- [Request] Pictures do not belong in the copy; transcribe everything else in the records exactly.

Data items:
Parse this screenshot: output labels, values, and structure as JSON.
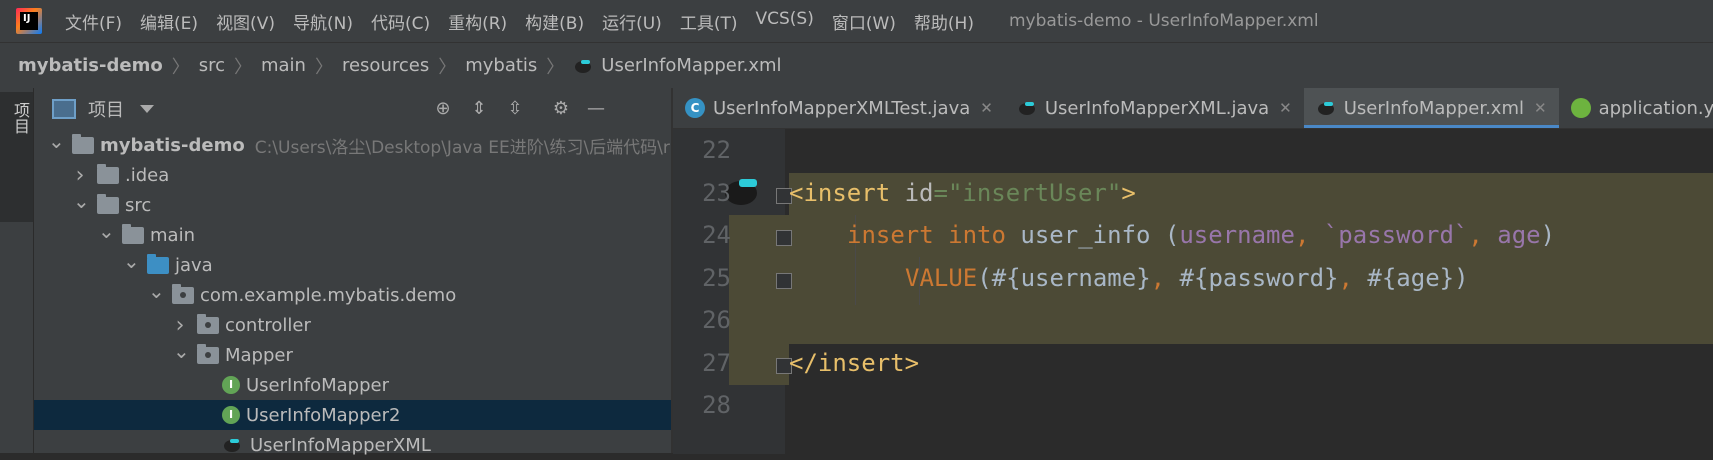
{
  "menubar": {
    "logo_text": "IJ",
    "items": [
      "文件(F)",
      "编辑(E)",
      "视图(V)",
      "导航(N)",
      "代码(C)",
      "重构(R)",
      "构建(B)",
      "运行(U)",
      "工具(T)",
      "VCS(S)",
      "窗口(W)",
      "帮助(H)"
    ],
    "window_title": "mybatis-demo - UserInfoMapper.xml"
  },
  "breadcrumbs": [
    "mybatis-demo",
    "src",
    "main",
    "resources",
    "mybatis",
    "UserInfoMapper.xml"
  ],
  "side_strip": {
    "tab_label": "项目"
  },
  "project_panel": {
    "title": "项目",
    "tools": [
      "locate-icon",
      "expand-all-icon",
      "collapse-all-icon",
      "gear-icon",
      "minimize-icon"
    ],
    "tree": [
      {
        "label": "mybatis-demo",
        "path": "C:\\Users\\洛尘\\Desktop\\Java EE进阶\\练习\\后端代码\\r",
        "indent": 0,
        "arrow": "down",
        "icon": "module-folder",
        "bold": true
      },
      {
        "label": ".idea",
        "indent": 1,
        "arrow": "right",
        "icon": "folder"
      },
      {
        "label": "src",
        "indent": 1,
        "arrow": "down",
        "icon": "folder"
      },
      {
        "label": "main",
        "indent": 2,
        "arrow": "down",
        "icon": "folder"
      },
      {
        "label": "java",
        "indent": 3,
        "arrow": "down",
        "icon": "source-folder"
      },
      {
        "label": "com.example.mybatis.demo",
        "indent": 4,
        "arrow": "down",
        "icon": "package"
      },
      {
        "label": "controller",
        "indent": 5,
        "arrow": "right",
        "icon": "package"
      },
      {
        "label": "Mapper",
        "indent": 5,
        "arrow": "down",
        "icon": "package"
      },
      {
        "label": "UserInfoMapper",
        "indent": 6,
        "arrow": "",
        "icon": "interface"
      },
      {
        "label": "UserInfoMapper2",
        "indent": 6,
        "arrow": "",
        "icon": "interface",
        "selected": true
      },
      {
        "label": "UserInfoMapperXML",
        "indent": 6,
        "arrow": "",
        "icon": "mybatis"
      }
    ]
  },
  "editor": {
    "tabs": [
      {
        "label": "UserInfoMapperXMLTest.java",
        "icon": "java-class",
        "active": false,
        "closable": true
      },
      {
        "label": "UserInfoMapperXML.java",
        "icon": "mybatis",
        "active": false,
        "closable": true
      },
      {
        "label": "UserInfoMapper.xml",
        "icon": "mybatis",
        "active": true,
        "closable": true
      },
      {
        "label": "application.yml",
        "icon": "spring",
        "active": false,
        "closable": false
      }
    ],
    "lines": [
      {
        "num": "22",
        "tokens": []
      },
      {
        "num": "23",
        "tokens": [
          [
            "t",
            "<insert "
          ],
          [
            "a",
            "id"
          ],
          [
            "s",
            "=\"insertUser\""
          ],
          [
            "t",
            ">"
          ]
        ]
      },
      {
        "num": "24",
        "tokens": [
          [
            "k",
            "insert into "
          ],
          [
            "",
            "user_info ("
          ],
          [
            "p",
            "username"
          ],
          [
            "k",
            ", "
          ],
          [
            "p",
            "`password`"
          ],
          [
            "k",
            ", "
          ],
          [
            "p",
            "age"
          ],
          [
            "",
            ")"
          ]
        ]
      },
      {
        "num": "25",
        "tokens": [
          [
            "k",
            "VALUE"
          ],
          [
            "",
            "(#{username}"
          ],
          [
            "k",
            ", "
          ],
          [
            "",
            "#{password}"
          ],
          [
            "k",
            ", "
          ],
          [
            "",
            "#{age})"
          ]
        ]
      },
      {
        "num": "26",
        "tokens": []
      },
      {
        "num": "27",
        "tokens": [
          [
            "t",
            "</insert>"
          ]
        ]
      },
      {
        "num": "28",
        "tokens": []
      }
    ]
  },
  "colors": {
    "bg": "#2b2b2b",
    "panel": "#3c3f41",
    "selection": "#0d293e",
    "highlight": "#4c4a36",
    "accent": "#4a88c7"
  }
}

- [Solution to this exercise]
Parse this screenshot: output labels, values, and structure as JSON.
{
  "menubar": {
    "logo_text": "IJ",
    "items": [
      "文件(F)",
      "编辑(E)",
      "视图(V)",
      "导航(N)",
      "代码(C)",
      "重构(R)",
      "构建(B)",
      "运行(U)",
      "工具(T)",
      "VCS(S)",
      "窗口(W)",
      "帮助(H)"
    ],
    "window_title": "mybatis-demo - UserInfoMapper.xml"
  },
  "breadcrumbs": [
    "mybatis-demo",
    "src",
    "main",
    "resources",
    "mybatis",
    "UserInfoMapper.xml"
  ],
  "side_strip": {
    "tab_label": "项目"
  },
  "project_panel": {
    "title": "项目",
    "tools": [
      "locate-icon",
      "expand-all-icon",
      "collapse-all-icon",
      "gear-icon",
      "minimize-icon"
    ],
    "tree": [
      {
        "label": "mybatis-demo",
        "path": "C:\\Users\\洛尘\\Desktop\\Java EE进阶\\练习\\后端代码\\r",
        "indent": 0,
        "arrow": "down",
        "icon": "module-folder",
        "bold": true
      },
      {
        "label": ".idea",
        "indent": 1,
        "arrow": "right",
        "icon": "folder"
      },
      {
        "label": "src",
        "indent": 1,
        "arrow": "down",
        "icon": "folder"
      },
      {
        "label": "main",
        "indent": 2,
        "arrow": "down",
        "icon": "folder"
      },
      {
        "label": "java",
        "indent": 3,
        "arrow": "down",
        "icon": "source-folder"
      },
      {
        "label": "com.example.mybatis.demo",
        "indent": 4,
        "arrow": "down",
        "icon": "package"
      },
      {
        "label": "controller",
        "indent": 5,
        "arrow": "right",
        "icon": "package"
      },
      {
        "label": "Mapper",
        "indent": 5,
        "arrow": "down",
        "icon": "package"
      },
      {
        "label": "UserInfoMapper",
        "indent": 6,
        "arrow": "",
        "icon": "interface"
      },
      {
        "label": "UserInfoMapper2",
        "indent": 6,
        "arrow": "",
        "icon": "interface",
        "selected": true
      },
      {
        "label": "UserInfoMapperXML",
        "indent": 6,
        "arrow": "",
        "icon": "mybatis"
      }
    ]
  },
  "editor": {
    "tabs": [
      {
        "label": "UserInfoMapperXMLTest.java",
        "icon": "java-class",
        "active": false,
        "closable": true
      },
      {
        "label": "UserInfoMapperXML.java",
        "icon": "mybatis",
        "active": false,
        "closable": true
      },
      {
        "label": "UserInfoMapper.xml",
        "icon": "mybatis",
        "active": true,
        "closable": true
      },
      {
        "label": "application.yml",
        "icon": "spring",
        "active": false,
        "closable": false
      }
    ],
    "lines": [
      {
        "num": "22",
        "tokens": []
      },
      {
        "num": "23",
        "tokens": [
          [
            "t",
            "<insert "
          ],
          [
            "a",
            "id"
          ],
          [
            "s",
            "=\"insertUser\""
          ],
          [
            "t",
            ">"
          ]
        ]
      },
      {
        "num": "24",
        "tokens": [
          [
            "k",
            "insert into "
          ],
          [
            "",
            "user_info ("
          ],
          [
            "p",
            "username"
          ],
          [
            "k",
            ", "
          ],
          [
            "p",
            "`password`"
          ],
          [
            "k",
            ", "
          ],
          [
            "p",
            "age"
          ],
          [
            "",
            ")"
          ]
        ]
      },
      {
        "num": "25",
        "tokens": [
          [
            "k",
            "VALUE"
          ],
          [
            "",
            "(#{username}"
          ],
          [
            "k",
            ", "
          ],
          [
            "",
            "#{password}"
          ],
          [
            "k",
            ", "
          ],
          [
            "",
            "#{age})"
          ]
        ]
      },
      {
        "num": "26",
        "tokens": []
      },
      {
        "num": "27",
        "tokens": [
          [
            "t",
            "</insert>"
          ]
        ]
      },
      {
        "num": "28",
        "tokens": []
      }
    ]
  },
  "colors": {
    "bg": "#2b2b2b",
    "panel": "#3c3f41",
    "selection": "#0d293e",
    "highlight": "#4c4a36",
    "accent": "#4a88c7"
  }
}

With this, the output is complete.